(Chart and figure data)
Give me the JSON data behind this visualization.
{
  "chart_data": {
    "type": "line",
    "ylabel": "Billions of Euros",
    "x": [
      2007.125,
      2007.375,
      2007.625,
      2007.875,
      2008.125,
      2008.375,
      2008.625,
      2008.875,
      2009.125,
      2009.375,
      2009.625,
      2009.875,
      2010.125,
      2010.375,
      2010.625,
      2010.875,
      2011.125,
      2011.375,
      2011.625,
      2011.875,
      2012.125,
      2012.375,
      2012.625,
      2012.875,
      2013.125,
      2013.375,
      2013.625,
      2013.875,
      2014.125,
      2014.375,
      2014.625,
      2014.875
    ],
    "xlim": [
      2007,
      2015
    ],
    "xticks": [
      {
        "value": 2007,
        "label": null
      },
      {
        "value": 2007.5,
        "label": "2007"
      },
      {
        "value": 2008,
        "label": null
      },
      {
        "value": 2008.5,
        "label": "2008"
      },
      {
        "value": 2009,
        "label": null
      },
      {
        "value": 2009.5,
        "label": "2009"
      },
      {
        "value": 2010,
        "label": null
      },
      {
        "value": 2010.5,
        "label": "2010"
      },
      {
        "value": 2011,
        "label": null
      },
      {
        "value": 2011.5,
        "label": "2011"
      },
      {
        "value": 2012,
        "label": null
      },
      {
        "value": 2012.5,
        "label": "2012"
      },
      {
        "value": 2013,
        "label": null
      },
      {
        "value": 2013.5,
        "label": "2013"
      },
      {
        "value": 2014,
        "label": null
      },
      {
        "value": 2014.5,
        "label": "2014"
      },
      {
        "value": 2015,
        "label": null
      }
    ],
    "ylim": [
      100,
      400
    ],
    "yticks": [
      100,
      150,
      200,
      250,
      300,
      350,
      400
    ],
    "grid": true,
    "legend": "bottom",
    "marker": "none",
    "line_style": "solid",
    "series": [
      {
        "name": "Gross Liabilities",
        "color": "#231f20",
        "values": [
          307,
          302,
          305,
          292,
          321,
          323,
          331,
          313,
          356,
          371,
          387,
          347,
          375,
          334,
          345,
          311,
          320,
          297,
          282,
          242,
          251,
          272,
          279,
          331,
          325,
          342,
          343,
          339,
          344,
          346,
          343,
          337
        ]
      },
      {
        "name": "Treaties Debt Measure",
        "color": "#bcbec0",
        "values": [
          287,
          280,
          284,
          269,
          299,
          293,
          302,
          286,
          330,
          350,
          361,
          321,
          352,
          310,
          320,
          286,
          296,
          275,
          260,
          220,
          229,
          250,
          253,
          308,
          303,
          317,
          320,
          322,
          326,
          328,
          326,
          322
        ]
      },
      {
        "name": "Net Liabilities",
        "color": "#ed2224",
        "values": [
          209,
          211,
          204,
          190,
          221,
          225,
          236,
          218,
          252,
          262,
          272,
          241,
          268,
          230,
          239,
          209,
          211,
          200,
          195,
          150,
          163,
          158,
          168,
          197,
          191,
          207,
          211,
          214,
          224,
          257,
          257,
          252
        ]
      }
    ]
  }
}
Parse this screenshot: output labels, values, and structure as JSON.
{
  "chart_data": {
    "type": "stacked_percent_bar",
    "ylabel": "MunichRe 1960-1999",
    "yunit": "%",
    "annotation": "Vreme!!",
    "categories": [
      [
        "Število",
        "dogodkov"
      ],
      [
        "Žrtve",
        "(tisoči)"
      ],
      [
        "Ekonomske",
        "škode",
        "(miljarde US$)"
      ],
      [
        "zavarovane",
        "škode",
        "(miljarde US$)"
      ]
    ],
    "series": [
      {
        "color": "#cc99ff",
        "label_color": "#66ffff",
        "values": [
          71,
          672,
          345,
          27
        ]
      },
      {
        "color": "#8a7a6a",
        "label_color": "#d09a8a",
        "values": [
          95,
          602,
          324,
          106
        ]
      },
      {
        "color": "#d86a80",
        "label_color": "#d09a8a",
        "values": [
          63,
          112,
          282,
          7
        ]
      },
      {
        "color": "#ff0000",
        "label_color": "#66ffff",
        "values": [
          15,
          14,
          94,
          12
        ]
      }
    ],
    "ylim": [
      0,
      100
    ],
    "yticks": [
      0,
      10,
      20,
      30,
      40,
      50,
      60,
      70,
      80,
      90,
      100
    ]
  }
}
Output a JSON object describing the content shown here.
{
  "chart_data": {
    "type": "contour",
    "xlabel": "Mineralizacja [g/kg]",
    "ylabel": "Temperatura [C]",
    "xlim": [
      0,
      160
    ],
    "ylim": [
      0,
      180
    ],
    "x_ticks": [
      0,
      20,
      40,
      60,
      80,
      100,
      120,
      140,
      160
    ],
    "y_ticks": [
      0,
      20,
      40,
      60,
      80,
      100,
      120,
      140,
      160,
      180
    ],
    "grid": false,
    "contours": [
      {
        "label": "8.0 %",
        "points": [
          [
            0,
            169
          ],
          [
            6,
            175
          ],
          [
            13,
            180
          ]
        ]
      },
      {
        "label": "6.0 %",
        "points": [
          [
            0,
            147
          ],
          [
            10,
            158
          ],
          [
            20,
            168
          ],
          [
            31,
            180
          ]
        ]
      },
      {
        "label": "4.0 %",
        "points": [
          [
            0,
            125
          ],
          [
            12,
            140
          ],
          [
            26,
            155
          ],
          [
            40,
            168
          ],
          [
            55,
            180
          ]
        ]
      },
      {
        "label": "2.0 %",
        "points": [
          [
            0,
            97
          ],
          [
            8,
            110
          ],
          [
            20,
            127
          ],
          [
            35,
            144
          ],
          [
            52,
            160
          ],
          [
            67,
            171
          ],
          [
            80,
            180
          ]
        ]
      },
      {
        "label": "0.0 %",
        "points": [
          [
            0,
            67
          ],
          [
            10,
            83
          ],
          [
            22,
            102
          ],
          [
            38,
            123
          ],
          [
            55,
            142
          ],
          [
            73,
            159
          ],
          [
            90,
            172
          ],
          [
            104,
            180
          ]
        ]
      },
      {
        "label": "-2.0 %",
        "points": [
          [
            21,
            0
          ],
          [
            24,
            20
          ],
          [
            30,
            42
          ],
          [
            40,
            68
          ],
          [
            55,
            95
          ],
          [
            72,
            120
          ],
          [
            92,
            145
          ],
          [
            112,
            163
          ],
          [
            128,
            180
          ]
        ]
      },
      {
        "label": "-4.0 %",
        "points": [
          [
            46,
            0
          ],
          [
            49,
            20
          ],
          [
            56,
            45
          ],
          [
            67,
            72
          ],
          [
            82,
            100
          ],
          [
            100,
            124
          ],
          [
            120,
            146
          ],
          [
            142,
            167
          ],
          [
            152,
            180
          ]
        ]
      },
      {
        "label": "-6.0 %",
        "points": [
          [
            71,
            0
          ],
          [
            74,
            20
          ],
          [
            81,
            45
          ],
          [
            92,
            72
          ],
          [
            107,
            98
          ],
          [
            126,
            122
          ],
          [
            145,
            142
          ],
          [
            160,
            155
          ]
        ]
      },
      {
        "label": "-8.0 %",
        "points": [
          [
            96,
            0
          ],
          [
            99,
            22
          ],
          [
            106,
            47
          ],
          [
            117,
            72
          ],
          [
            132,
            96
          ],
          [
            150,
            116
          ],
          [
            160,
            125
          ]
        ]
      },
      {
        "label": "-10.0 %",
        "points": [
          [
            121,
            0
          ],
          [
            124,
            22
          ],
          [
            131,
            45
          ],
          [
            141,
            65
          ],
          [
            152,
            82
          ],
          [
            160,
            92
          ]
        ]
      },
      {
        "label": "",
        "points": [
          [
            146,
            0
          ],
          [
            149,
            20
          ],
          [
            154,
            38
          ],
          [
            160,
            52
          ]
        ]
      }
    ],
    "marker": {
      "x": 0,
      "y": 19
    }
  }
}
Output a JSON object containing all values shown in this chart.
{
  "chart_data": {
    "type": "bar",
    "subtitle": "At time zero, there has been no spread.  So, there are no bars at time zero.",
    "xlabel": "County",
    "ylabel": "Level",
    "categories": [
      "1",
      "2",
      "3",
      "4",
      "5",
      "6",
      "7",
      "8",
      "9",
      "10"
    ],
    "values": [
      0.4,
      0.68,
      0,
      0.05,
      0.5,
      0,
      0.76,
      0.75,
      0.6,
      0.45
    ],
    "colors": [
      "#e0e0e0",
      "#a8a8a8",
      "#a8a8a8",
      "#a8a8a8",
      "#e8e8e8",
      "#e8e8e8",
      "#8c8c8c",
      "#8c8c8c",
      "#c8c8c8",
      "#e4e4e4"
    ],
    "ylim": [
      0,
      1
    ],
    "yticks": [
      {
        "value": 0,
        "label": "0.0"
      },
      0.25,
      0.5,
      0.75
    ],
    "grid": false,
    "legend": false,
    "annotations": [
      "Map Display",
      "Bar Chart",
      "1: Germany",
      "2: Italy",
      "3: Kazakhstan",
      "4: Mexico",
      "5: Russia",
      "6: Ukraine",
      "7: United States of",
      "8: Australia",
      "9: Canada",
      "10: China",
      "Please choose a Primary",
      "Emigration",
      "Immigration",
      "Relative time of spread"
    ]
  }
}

◆ YOUR TASK
Show each line in the entries that holds the string "Liabilities".

◆ FULL SOLUTION
        "name": "Gross Liabilities",
        "name": "Net Liabilities",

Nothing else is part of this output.